## start MATERIAL SHOWN

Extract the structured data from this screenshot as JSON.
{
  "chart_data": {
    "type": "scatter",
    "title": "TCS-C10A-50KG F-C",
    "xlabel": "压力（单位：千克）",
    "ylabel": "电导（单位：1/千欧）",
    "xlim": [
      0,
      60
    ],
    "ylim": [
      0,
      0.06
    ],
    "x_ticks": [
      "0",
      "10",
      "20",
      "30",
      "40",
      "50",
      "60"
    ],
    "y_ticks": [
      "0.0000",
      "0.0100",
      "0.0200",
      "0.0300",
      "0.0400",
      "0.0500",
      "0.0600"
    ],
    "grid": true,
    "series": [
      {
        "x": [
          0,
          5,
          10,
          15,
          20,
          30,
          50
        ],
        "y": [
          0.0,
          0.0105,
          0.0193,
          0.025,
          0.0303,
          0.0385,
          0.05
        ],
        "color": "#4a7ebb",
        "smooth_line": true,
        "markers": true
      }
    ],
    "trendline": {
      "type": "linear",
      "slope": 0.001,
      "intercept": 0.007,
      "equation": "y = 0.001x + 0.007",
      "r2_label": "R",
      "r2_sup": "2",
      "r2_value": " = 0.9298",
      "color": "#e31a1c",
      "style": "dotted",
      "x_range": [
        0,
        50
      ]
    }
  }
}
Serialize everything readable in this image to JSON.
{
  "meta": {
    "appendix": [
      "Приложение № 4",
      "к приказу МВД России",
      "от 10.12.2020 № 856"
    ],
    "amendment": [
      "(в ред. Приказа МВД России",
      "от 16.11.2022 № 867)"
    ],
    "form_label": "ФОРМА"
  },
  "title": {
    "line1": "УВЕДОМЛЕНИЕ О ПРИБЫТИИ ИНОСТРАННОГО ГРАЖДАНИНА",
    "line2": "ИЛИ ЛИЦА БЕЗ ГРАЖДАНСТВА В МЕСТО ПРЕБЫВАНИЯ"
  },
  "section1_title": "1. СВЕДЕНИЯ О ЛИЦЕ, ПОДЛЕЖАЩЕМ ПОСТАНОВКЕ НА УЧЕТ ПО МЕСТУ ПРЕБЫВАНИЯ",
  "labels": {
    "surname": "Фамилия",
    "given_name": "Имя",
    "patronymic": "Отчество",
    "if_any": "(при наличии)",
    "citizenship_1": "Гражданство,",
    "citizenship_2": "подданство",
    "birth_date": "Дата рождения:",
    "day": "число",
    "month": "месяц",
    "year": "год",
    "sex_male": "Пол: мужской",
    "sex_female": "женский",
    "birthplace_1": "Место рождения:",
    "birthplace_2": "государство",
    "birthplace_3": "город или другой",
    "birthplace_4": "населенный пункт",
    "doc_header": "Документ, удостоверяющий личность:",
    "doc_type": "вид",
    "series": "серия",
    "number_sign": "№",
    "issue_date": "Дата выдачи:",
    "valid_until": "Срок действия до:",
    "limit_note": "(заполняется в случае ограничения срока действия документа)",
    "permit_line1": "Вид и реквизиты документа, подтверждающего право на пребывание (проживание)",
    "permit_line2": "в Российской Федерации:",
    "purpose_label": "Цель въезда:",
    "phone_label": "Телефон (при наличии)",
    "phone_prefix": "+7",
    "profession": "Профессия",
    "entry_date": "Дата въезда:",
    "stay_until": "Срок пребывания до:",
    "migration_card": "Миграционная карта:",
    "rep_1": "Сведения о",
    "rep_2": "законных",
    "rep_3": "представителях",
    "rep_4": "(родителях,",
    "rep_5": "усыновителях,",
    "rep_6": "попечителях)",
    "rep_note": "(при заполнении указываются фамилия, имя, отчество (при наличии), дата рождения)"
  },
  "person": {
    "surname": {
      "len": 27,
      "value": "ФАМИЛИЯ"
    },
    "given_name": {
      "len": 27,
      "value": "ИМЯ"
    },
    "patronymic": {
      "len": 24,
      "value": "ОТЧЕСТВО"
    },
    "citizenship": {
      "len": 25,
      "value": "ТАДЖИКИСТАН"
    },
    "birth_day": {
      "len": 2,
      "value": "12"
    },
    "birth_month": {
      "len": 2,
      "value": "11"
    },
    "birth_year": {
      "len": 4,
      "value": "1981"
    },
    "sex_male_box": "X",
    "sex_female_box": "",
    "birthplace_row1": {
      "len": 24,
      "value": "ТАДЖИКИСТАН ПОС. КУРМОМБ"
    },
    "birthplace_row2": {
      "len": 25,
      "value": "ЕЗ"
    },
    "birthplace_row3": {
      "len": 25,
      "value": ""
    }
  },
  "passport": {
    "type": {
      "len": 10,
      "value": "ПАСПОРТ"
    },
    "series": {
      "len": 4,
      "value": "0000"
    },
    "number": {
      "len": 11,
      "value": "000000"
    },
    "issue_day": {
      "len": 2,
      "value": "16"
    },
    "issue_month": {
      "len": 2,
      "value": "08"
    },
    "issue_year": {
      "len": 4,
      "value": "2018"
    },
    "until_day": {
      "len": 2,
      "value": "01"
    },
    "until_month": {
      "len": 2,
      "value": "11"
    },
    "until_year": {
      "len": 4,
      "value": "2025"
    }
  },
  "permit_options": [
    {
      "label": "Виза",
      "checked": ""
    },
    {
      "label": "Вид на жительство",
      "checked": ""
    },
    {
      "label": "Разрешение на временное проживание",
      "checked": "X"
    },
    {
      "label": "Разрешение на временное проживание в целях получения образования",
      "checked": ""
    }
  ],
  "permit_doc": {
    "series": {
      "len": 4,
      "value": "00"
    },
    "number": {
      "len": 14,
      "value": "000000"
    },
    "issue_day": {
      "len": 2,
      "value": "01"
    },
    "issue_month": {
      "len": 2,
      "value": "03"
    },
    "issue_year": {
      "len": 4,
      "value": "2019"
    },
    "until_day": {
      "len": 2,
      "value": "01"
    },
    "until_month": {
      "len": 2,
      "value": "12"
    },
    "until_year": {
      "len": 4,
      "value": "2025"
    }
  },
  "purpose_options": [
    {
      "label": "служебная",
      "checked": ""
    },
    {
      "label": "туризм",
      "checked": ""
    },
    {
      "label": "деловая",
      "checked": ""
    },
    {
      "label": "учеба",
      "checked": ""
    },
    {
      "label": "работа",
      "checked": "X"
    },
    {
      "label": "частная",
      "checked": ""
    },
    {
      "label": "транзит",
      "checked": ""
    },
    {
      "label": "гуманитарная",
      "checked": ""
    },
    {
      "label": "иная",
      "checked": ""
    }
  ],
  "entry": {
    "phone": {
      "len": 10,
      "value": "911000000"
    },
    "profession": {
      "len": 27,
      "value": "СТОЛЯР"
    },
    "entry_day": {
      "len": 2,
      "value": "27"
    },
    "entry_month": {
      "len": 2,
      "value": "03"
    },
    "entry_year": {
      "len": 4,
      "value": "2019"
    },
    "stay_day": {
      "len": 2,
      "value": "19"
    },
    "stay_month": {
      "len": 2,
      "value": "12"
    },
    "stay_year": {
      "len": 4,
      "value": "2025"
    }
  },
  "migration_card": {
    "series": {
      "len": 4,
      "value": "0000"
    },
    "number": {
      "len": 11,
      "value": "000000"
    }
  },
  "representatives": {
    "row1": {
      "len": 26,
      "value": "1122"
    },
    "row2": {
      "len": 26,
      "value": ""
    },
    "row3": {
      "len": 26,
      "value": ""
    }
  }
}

## end MATERIAL SHOWN

YOUR OBJECTIVE: Extract the listing in its entirety and repeat it exactly.

REPLY TO THE TASK:
Extract the structured data from this screenshot as JSON.
{
  "chart_data": {
    "type": "scatter",
    "title": "TCS-C10A-50KG F-C",
    "xlabel": "压力（单位：千克）",
    "ylabel": "电导（单位：1/千欧）",
    "xlim": [
      0,
      60
    ],
    "ylim": [
      0,
      0.06
    ],
    "x_ticks": [
      "0",
      "10",
      "20",
      "30",
      "40",
      "50",
      "60"
    ],
    "y_ticks": [
      "0.0000",
      "0.0100",
      "0.0200",
      "0.0300",
      "0.0400",
      "0.0500",
      "0.0600"
    ],
    "grid": true,
    "series": [
      {
        "x": [
          0,
          5,
          10,
          15,
          20,
          30,
          50
        ],
        "y": [
          0.0,
          0.0105,
          0.0193,
          0.025,
          0.0303,
          0.0385,
          0.05
        ],
        "color": "#4a7ebb",
        "smooth_line": true,
        "markers": true
      }
    ],
    "trendline": {
      "type": "linear",
      "slope": 0.001,
      "intercept": 0.007,
      "equation": "y = 0.001x + 0.007",
      "r2_label": "R",
      "r2_sup": "2",
      "r2_value": " = 0.9298",
      "color": "#e31a1c",
      "style": "dotted",
      "x_range": [
        0,
        50
      ]
    }
  }
}
Serialize everything readable in this image to JSON.
{
  "meta": {
    "appendix": [
      "Приложение № 4",
      "к приказу МВД России",
      "от 10.12.2020 № 856"
    ],
    "amendment": [
      "(в ред. Приказа МВД России",
      "от 16.11.2022 № 867)"
    ],
    "form_label": "ФОРМА"
  },
  "title": {
    "line1": "УВЕДОМЛЕНИЕ О ПРИБЫТИИ ИНОСТРАННОГО ГРАЖДАНИНА",
    "line2": "ИЛИ ЛИЦА БЕЗ ГРАЖДАНСТВА В МЕСТО ПРЕБЫВАНИЯ"
  },
  "section1_title": "1. СВЕДЕНИЯ О ЛИЦЕ, ПОДЛЕЖАЩЕМ ПОСТАНОВКЕ НА УЧЕТ ПО МЕСТУ ПРЕБЫВАНИЯ",
  "labels": {
    "surname": "Фамилия",
    "given_name": "Имя",
    "patronymic": "Отчество",
    "if_any": "(при наличии)",
    "citizenship_1": "Гражданство,",
    "citizenship_2": "подданство",
    "birth_date": "Дата рождения:",
    "day": "число",
    "month": "месяц",
    "year": "год",
    "sex_male": "Пол: мужской",
    "sex_female": "женский",
    "birthplace_1": "Место рождения:",
    "birthplace_2": "государство",
    "birthplace_3": "город или другой",
    "birthplace_4": "населенный пункт",
    "doc_header": "Документ, удостоверяющий личность:",
    "doc_type": "вид",
    "series": "серия",
    "number_sign": "№",
    "issue_date": "Дата выдачи:",
    "valid_until": "Срок действия до:",
    "limit_note": "(заполняется в случае ограничения срока действия документа)",
    "permit_line1": "Вид и реквизиты документа, подтверждающего право на пребывание (проживание)",
    "permit_line2": "в Российской Федерации:",
    "purpose_label": "Цель въезда:",
    "phone_label": "Телефон (при наличии)",
    "phone_prefix": "+7",
    "profession": "Профессия",
    "entry_date": "Дата въезда:",
    "stay_until": "Срок пребывания до:",
    "migration_card": "Миграционная карта:",
    "rep_1": "Сведения о",
    "rep_2": "законных",
    "rep_3": "представителях",
    "rep_4": "(родителях,",
    "rep_5": "усыновителях,",
    "rep_6": "попечителях)",
    "rep_note": "(при заполнении указываются фамилия, имя, отчество (при наличии), дата рождения)"
  },
  "person": {
    "surname": {
      "len": 27,
      "value": "ФАМИЛИЯ"
    },
    "given_name": {
      "len": 27,
      "value": "ИМЯ"
    },
    "patronymic": {
      "len": 24,
      "value": "ОТЧЕСТВО"
    },
    "citizenship": {
      "len": 25,
      "value": "ТАДЖИКИСТАН"
    },
    "birth_day": {
      "len": 2,
      "value": "12"
    },
    "birth_month": {
      "len": 2,
      "value": "11"
    },
    "birth_year": {
      "len": 4,
      "value": "1981"
    },
    "sex_male_box": "X",
    "sex_female_box": "",
    "birthplace_row1": {
      "len": 24,
      "value": "ТАДЖИКИСТАН ПОС. КУРМОМБ"
    },
    "birthplace_row2": {
      "len": 25,
      "value": "ЕЗ"
    },
    "birthplace_row3": {
      "len": 25,
      "value": ""
    }
  },
  "passport": {
    "type": {
      "len": 10,
      "value": "ПАСПОРТ"
    },
    "series": {
      "len": 4,
      "value": "0000"
    },
    "number": {
      "len": 11,
      "value": "000000"
    },
    "issue_day": {
      "len": 2,
      "value": "16"
    },
    "issue_month": {
      "len": 2,
      "value": "08"
    },
    "issue_year": {
      "len": 4,
      "value": "2018"
    },
    "until_day": {
      "len": 2,
      "value": "01"
    },
    "until_month": {
      "len": 2,
      "value": "11"
    },
    "until_year": {
      "len": 4,
      "value": "2025"
    }
  },
  "permit_options": [
    {
      "label": "Виза",
      "checked": ""
    },
    {
      "label": "Вид на жительство",
      "checked": ""
    },
    {
      "label": "Разрешение на временное проживание",
      "checked": "X"
    },
    {
      "label": "Разрешение на временное проживание в целях получения образования",
      "checked": ""
    }
  ],
  "permit_doc": {
    "series": {
      "len": 4,
      "value": "00"
    },
    "number": {
      "len": 14,
      "value": "000000"
    },
    "issue_day": {
      "len": 2,
      "value": "01"
    },
    "issue_month": {
      "len": 2,
      "value": "03"
    },
    "issue_year": {
      "len": 4,
      "value": "2019"
    },
    "until_day": {
      "len": 2,
      "value": "01"
    },
    "until_month": {
      "len": 2,
      "value": "12"
    },
    "until_year": {
      "len": 4,
      "value": "2025"
    }
  },
  "purpose_options": [
    {
      "label": "служебная",
      "checked": ""
    },
    {
      "label": "туризм",
      "checked": ""
    },
    {
      "label": "деловая",
      "checked": ""
    },
    {
      "label": "учеба",
      "checked": ""
    },
    {
      "label": "работа",
      "checked": "X"
    },
    {
      "label": "частная",
      "checked": ""
    },
    {
      "label": "транзит",
      "checked": ""
    },
    {
      "label": "гуманитарная",
      "checked": ""
    },
    {
      "label": "иная",
      "checked": ""
    }
  ],
  "entry": {
    "phone": {
      "len": 10,
      "value": "911000000"
    },
    "profession": {
      "len": 27,
      "value": "СТОЛЯР"
    },
    "entry_day": {
      "len": 2,
      "value": "27"
    },
    "entry_month": {
      "len": 2,
      "value": "03"
    },
    "entry_year": {
      "len": 4,
      "value": "2019"
    },
    "stay_day": {
      "len": 2,
      "value": "19"
    },
    "stay_month": {
      "len": 2,
      "value": "12"
    },
    "stay_year": {
      "len": 4,
      "value": "2025"
    }
  },
  "migration_card": {
    "series": {
      "len": 4,
      "value": "0000"
    },
    "number": {
      "len": 11,
      "value": "000000"
    }
  },
  "representatives": {
    "row1": {
      "len": 26,
      "value": "1122"
    },
    "row2": {
      "len": 26,
      "value": ""
    },
    "row3": {
      "len": 26,
      "value": ""
    }
  }
}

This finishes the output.